→ TASK DIRECTIONS:
Would you repeat the listing exactly but omit every picture?

____ DATA IN THIS EXERCISE

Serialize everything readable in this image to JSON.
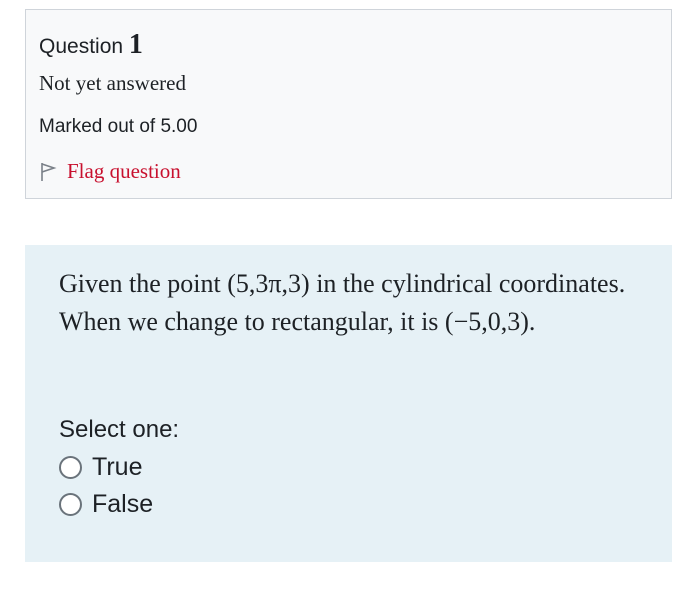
{
  "info": {
    "question_word": "Question",
    "question_number": "1",
    "state": "Not yet answered",
    "grade": "Marked out of 5.00",
    "flag_label": "Flag question",
    "flag_icon": "flag-outline-icon",
    "flag_color": "#c8102e"
  },
  "question": {
    "text": "Given the point (5,3π,3) in the cylindrical coordinates. When we change to rectangular, it is (−5,0,3).",
    "prompt": "Select one:",
    "options": [
      {
        "label": "True",
        "selected": false
      },
      {
        "label": "False",
        "selected": false
      }
    ]
  },
  "colors": {
    "info_background": "#f8f9fa",
    "question_background": "#e6f1f6"
  }
}
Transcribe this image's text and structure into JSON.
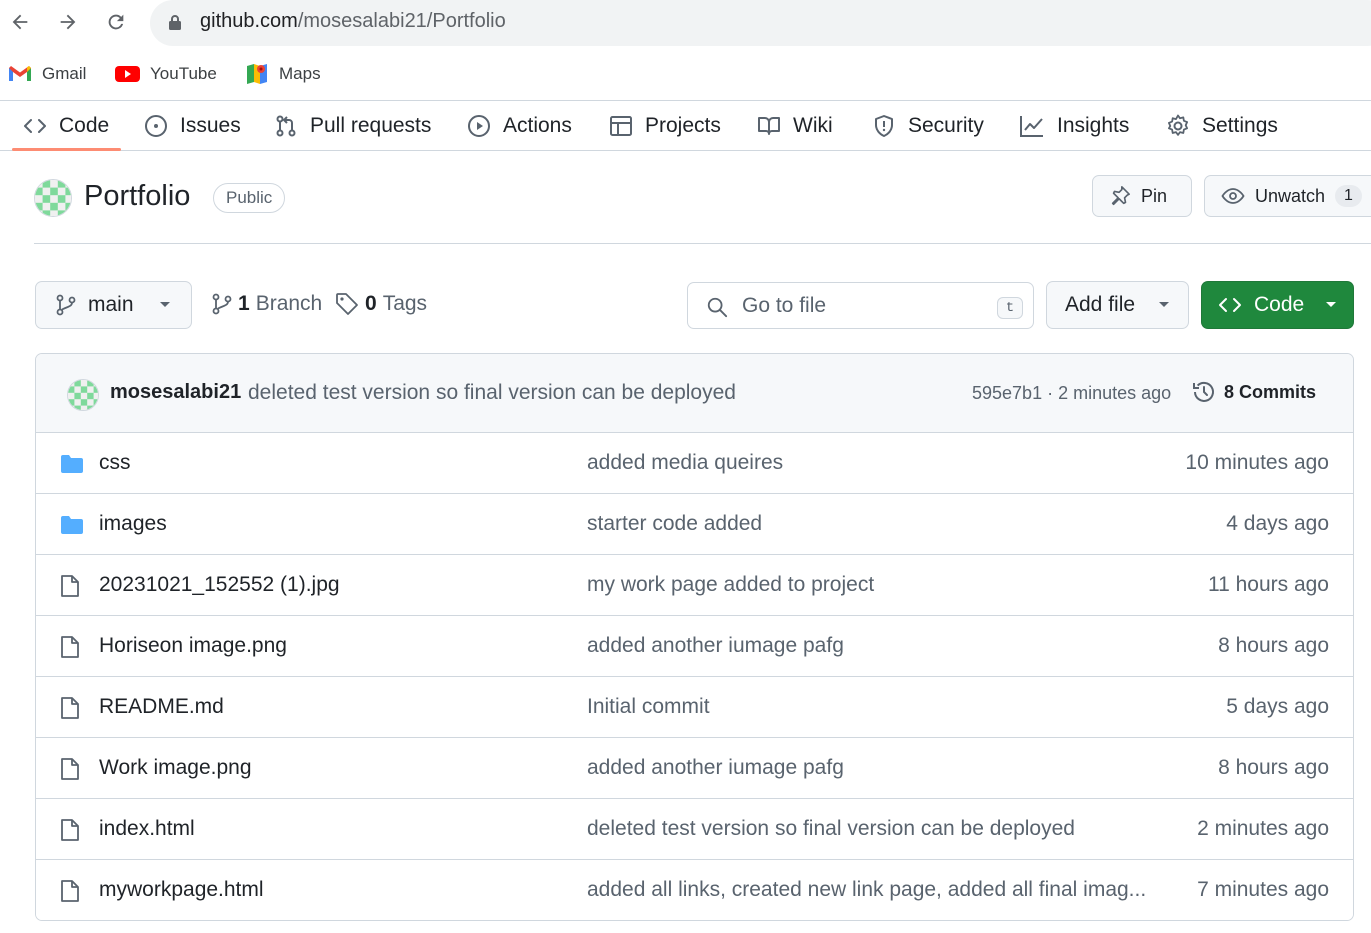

________

→ ANSWER TO THIS TASK:
Serialize everything readable in this image to JSON.
{
  "info": {
    "question_word": "Question",
    "question_number": "1",
    "state": "Not yet answered",
    "grade": "Marked out of 5.00",
    "flag_label": "Flag question",
    "flag_icon": "flag-outline-icon",
    "flag_color": "#c8102e"
  },
  "question": {
    "text": "Given the point (5,3π,3) in the cylindrical coordinates. When we change to rectangular, it is (−5,0,3).",
    "prompt": "Select one:",
    "options": [
      {
        "label": "True",
        "selected": false
      },
      {
        "label": "False",
        "selected": false
      }
    ]
  },
  "colors": {
    "info_background": "#f8f9fa",
    "question_background": "#e6f1f6"
  }
}
Transcribe this image's text and structure into JSON.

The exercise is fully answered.